* _Task goal_
Using the records provided below, locate and copy each line that contains the word "screenshot".

----------------------------------------

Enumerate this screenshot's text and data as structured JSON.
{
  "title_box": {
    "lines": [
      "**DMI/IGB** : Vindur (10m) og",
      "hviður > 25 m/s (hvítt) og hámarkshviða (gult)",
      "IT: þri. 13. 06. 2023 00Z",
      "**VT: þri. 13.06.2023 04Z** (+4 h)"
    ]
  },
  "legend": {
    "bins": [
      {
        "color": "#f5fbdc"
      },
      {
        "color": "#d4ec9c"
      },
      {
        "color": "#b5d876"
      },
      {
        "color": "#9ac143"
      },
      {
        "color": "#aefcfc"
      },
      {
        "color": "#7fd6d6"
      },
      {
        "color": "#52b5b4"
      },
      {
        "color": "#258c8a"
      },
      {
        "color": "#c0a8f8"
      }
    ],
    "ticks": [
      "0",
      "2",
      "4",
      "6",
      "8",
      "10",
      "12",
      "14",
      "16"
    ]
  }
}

----------------------------------------

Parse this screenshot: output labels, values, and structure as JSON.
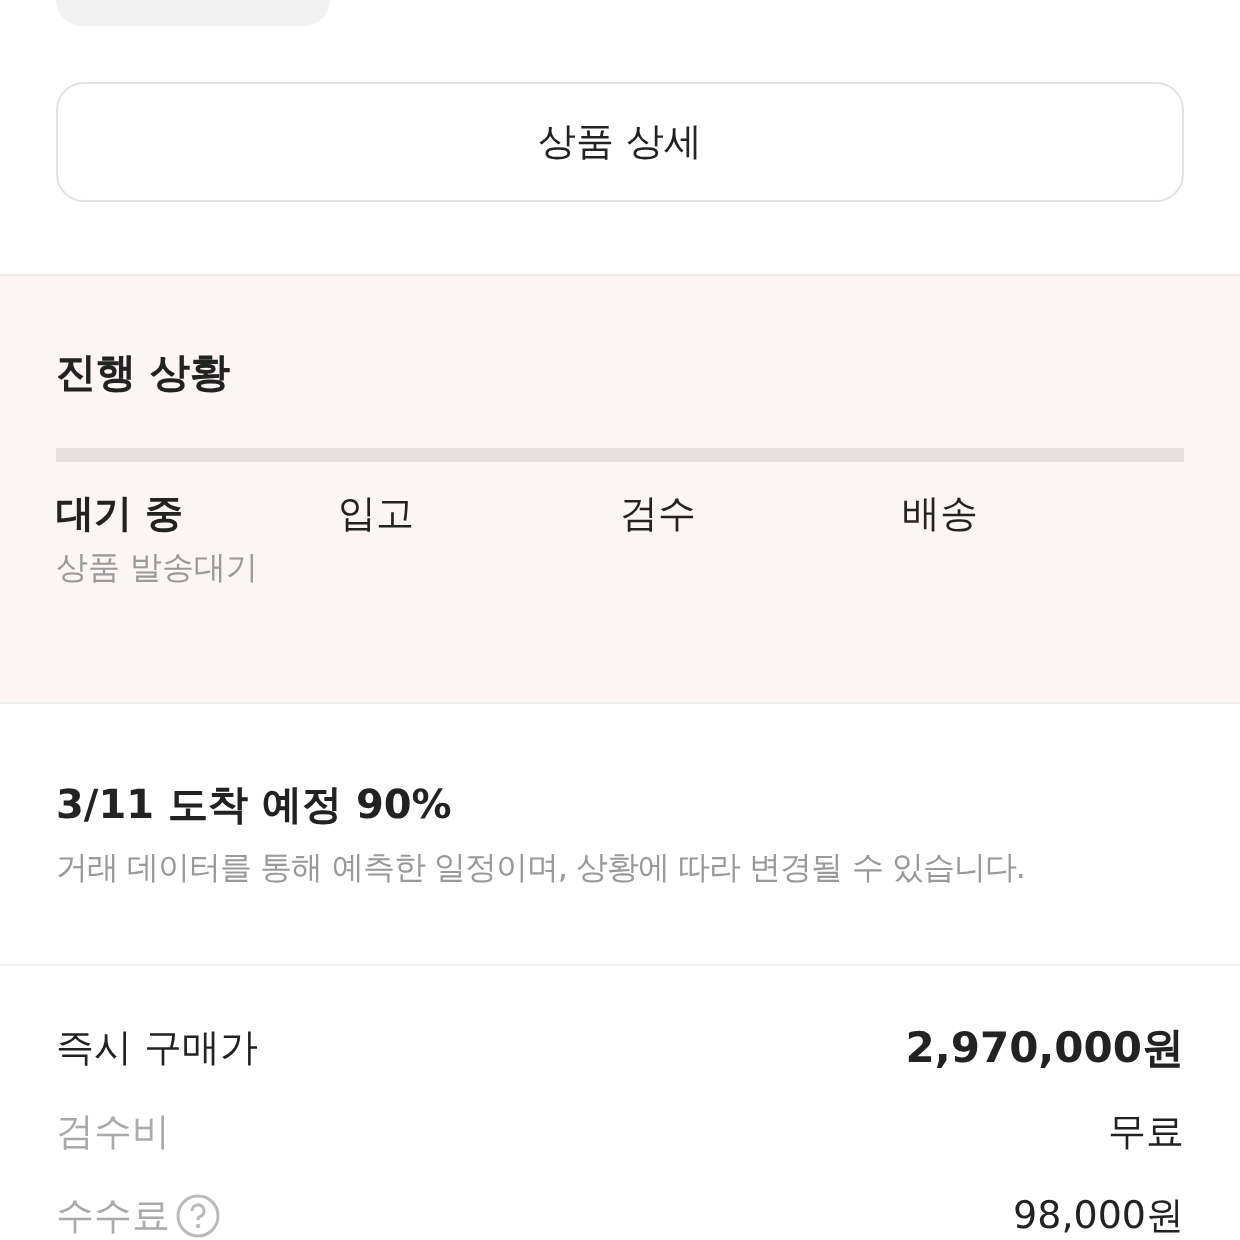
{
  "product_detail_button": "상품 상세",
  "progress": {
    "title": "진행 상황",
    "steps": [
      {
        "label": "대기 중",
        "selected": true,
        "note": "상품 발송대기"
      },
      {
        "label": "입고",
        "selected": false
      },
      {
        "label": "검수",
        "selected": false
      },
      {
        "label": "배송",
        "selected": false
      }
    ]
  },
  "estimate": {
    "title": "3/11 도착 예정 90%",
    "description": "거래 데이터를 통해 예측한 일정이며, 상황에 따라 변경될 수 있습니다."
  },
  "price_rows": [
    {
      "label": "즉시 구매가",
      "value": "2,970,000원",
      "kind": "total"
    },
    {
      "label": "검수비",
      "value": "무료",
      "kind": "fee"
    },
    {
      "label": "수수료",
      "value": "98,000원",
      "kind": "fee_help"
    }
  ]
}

----------------------------------------

* _Correct output_
Enumerate this screenshot's text and data as structured JSON.
Parse this screenshot: output labels, values, and structure as JSON.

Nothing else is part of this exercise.